* **THE TASK**
Give back the full material, exactly as it reads.

* **Items from a data source**
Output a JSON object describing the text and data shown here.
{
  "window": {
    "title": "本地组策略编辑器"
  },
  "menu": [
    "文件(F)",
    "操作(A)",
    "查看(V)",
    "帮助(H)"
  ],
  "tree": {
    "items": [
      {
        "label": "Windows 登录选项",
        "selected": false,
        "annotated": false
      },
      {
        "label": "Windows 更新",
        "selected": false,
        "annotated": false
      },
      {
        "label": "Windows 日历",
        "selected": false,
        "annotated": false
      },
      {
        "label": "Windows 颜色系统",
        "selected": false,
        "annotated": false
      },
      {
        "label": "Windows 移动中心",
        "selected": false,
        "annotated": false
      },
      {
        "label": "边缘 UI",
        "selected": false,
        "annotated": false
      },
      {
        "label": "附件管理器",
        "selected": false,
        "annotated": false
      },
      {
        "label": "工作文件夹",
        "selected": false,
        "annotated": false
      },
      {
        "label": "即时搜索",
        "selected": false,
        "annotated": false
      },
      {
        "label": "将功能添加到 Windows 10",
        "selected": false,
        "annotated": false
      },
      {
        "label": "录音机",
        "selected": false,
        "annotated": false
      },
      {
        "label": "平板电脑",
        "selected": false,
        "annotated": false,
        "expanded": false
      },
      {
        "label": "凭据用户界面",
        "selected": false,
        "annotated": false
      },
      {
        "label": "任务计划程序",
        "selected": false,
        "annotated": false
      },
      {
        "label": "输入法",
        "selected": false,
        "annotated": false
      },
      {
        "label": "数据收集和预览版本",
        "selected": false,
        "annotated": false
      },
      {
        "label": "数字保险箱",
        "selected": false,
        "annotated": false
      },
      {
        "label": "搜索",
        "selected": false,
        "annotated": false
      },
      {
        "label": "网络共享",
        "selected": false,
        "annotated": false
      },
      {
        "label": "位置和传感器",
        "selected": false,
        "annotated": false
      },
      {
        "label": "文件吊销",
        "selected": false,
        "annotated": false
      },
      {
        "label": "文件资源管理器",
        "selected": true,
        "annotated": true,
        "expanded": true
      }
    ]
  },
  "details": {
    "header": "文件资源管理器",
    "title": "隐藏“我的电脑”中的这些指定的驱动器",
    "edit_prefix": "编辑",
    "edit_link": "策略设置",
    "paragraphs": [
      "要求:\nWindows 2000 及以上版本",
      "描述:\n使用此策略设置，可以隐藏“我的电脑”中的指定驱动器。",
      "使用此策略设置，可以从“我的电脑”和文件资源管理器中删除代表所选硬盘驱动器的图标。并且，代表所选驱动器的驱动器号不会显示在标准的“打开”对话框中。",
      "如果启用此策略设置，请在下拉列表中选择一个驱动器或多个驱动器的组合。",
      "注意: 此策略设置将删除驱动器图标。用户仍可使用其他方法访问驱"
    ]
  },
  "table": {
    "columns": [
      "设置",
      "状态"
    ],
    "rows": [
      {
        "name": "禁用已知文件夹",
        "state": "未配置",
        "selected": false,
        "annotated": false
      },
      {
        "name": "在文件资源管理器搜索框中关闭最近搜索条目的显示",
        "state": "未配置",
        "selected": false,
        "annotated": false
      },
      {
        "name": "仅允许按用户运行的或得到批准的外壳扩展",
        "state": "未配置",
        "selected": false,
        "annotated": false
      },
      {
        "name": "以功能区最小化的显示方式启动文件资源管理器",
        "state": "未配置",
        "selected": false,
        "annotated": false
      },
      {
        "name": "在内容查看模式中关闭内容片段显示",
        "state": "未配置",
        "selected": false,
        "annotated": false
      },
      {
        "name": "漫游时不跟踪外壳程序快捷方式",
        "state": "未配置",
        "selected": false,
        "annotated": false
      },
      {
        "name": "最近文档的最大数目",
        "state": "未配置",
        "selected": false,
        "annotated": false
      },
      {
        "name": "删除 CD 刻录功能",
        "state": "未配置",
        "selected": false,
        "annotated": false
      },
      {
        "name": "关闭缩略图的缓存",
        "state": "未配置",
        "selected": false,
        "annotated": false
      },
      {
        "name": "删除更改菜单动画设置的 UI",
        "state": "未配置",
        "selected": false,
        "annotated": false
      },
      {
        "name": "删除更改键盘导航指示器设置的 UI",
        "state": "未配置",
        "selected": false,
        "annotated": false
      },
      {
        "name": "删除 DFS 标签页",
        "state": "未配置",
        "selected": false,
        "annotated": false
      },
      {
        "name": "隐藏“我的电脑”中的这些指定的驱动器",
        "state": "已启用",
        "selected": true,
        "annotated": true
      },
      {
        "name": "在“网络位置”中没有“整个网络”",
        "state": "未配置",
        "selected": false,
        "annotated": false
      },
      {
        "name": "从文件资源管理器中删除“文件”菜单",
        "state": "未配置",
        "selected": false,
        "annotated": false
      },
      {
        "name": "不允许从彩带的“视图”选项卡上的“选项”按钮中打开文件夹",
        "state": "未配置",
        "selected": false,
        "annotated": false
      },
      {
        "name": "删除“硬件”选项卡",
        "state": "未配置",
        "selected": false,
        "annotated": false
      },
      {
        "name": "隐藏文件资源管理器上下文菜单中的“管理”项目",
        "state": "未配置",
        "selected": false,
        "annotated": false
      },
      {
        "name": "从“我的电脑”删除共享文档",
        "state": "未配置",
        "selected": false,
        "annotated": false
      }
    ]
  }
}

* **RESULT OF THE TASK**
Output a JSON object describing the text and data shown here.
{
  "window": {
    "title": "本地组策略编辑器"
  },
  "menu": [
    "文件(F)",
    "操作(A)",
    "查看(V)",
    "帮助(H)"
  ],
  "tree": {
    "items": [
      {
        "label": "Windows 登录选项",
        "selected": false,
        "annotated": false
      },
      {
        "label": "Windows 更新",
        "selected": false,
        "annotated": false
      },
      {
        "label": "Windows 日历",
        "selected": false,
        "annotated": false
      },
      {
        "label": "Windows 颜色系统",
        "selected": false,
        "annotated": false
      },
      {
        "label": "Windows 移动中心",
        "selected": false,
        "annotated": false
      },
      {
        "label": "边缘 UI",
        "selected": false,
        "annotated": false
      },
      {
        "label": "附件管理器",
        "selected": false,
        "annotated": false
      },
      {
        "label": "工作文件夹",
        "selected": false,
        "annotated": false
      },
      {
        "label": "即时搜索",
        "selected": false,
        "annotated": false
      },
      {
        "label": "将功能添加到 Windows 10",
        "selected": false,
        "annotated": false
      },
      {
        "label": "录音机",
        "selected": false,
        "annotated": false
      },
      {
        "label": "平板电脑",
        "selected": false,
        "annotated": false,
        "expanded": false
      },
      {
        "label": "凭据用户界面",
        "selected": false,
        "annotated": false
      },
      {
        "label": "任务计划程序",
        "selected": false,
        "annotated": false
      },
      {
        "label": "输入法",
        "selected": false,
        "annotated": false
      },
      {
        "label": "数据收集和预览版本",
        "selected": false,
        "annotated": false
      },
      {
        "label": "数字保险箱",
        "selected": false,
        "annotated": false
      },
      {
        "label": "搜索",
        "selected": false,
        "annotated": false
      },
      {
        "label": "网络共享",
        "selected": false,
        "annotated": false
      },
      {
        "label": "位置和传感器",
        "selected": false,
        "annotated": false
      },
      {
        "label": "文件吊销",
        "selected": false,
        "annotated": false
      },
      {
        "label": "文件资源管理器",
        "selected": true,
        "annotated": true,
        "expanded": true
      }
    ]
  },
  "details": {
    "header": "文件资源管理器",
    "title": "隐藏“我的电脑”中的这些指定的驱动器",
    "edit_prefix": "编辑",
    "edit_link": "策略设置",
    "paragraphs": [
      "要求:\nWindows 2000 及以上版本",
      "描述:\n使用此策略设置，可以隐藏“我的电脑”中的指定驱动器。",
      "使用此策略设置，可以从“我的电脑”和文件资源管理器中删除代表所选硬盘驱动器的图标。并且，代表所选驱动器的驱动器号不会显示在标准的“打开”对话框中。",
      "如果启用此策略设置，请在下拉列表中选择一个驱动器或多个驱动器的组合。",
      "注意: 此策略设置将删除驱动器图标。用户仍可使用其他方法访问驱"
    ]
  },
  "table": {
    "columns": [
      "设置",
      "状态"
    ],
    "rows": [
      {
        "name": "禁用已知文件夹",
        "state": "未配置",
        "selected": false,
        "annotated": false
      },
      {
        "name": "在文件资源管理器搜索框中关闭最近搜索条目的显示",
        "state": "未配置",
        "selected": false,
        "annotated": false
      },
      {
        "name": "仅允许按用户运行的或得到批准的外壳扩展",
        "state": "未配置",
        "selected": false,
        "annotated": false
      },
      {
        "name": "以功能区最小化的显示方式启动文件资源管理器",
        "state": "未配置",
        "selected": false,
        "annotated": false
      },
      {
        "name": "在内容查看模式中关闭内容片段显示",
        "state": "未配置",
        "selected": false,
        "annotated": false
      },
      {
        "name": "漫游时不跟踪外壳程序快捷方式",
        "state": "未配置",
        "selected": false,
        "annotated": false
      },
      {
        "name": "最近文档的最大数目",
        "state": "未配置",
        "selected": false,
        "annotated": false
      },
      {
        "name": "删除 CD 刻录功能",
        "state": "未配置",
        "selected": false,
        "annotated": false
      },
      {
        "name": "关闭缩略图的缓存",
        "state": "未配置",
        "selected": false,
        "annotated": false
      },
      {
        "name": "删除更改菜单动画设置的 UI",
        "state": "未配置",
        "selected": false,
        "annotated": false
      },
      {
        "name": "删除更改键盘导航指示器设置的 UI",
        "state": "未配置",
        "selected": false,
        "annotated": false
      },
      {
        "name": "删除 DFS 标签页",
        "state": "未配置",
        "selected": false,
        "annotated": false
      },
      {
        "name": "隐藏“我的电脑”中的这些指定的驱动器",
        "state": "已启用",
        "selected": true,
        "annotated": true
      },
      {
        "name": "在“网络位置”中没有“整个网络”",
        "state": "未配置",
        "selected": false,
        "annotated": false
      },
      {
        "name": "从文件资源管理器中删除“文件”菜单",
        "state": "未配置",
        "selected": false,
        "annotated": false
      },
      {
        "name": "不允许从彩带的“视图”选项卡上的“选项”按钮中打开文件夹",
        "state": "未配置",
        "selected": false,
        "annotated": false
      },
      {
        "name": "删除“硬件”选项卡",
        "state": "未配置",
        "selected": false,
        "annotated": false
      },
      {
        "name": "隐藏文件资源管理器上下文菜单中的“管理”项目",
        "state": "未配置",
        "selected": false,
        "annotated": false
      },
      {
        "name": "从“我的电脑”删除共享文档",
        "state": "未配置",
        "selected": false,
        "annotated": false
      }
    ]
  }
}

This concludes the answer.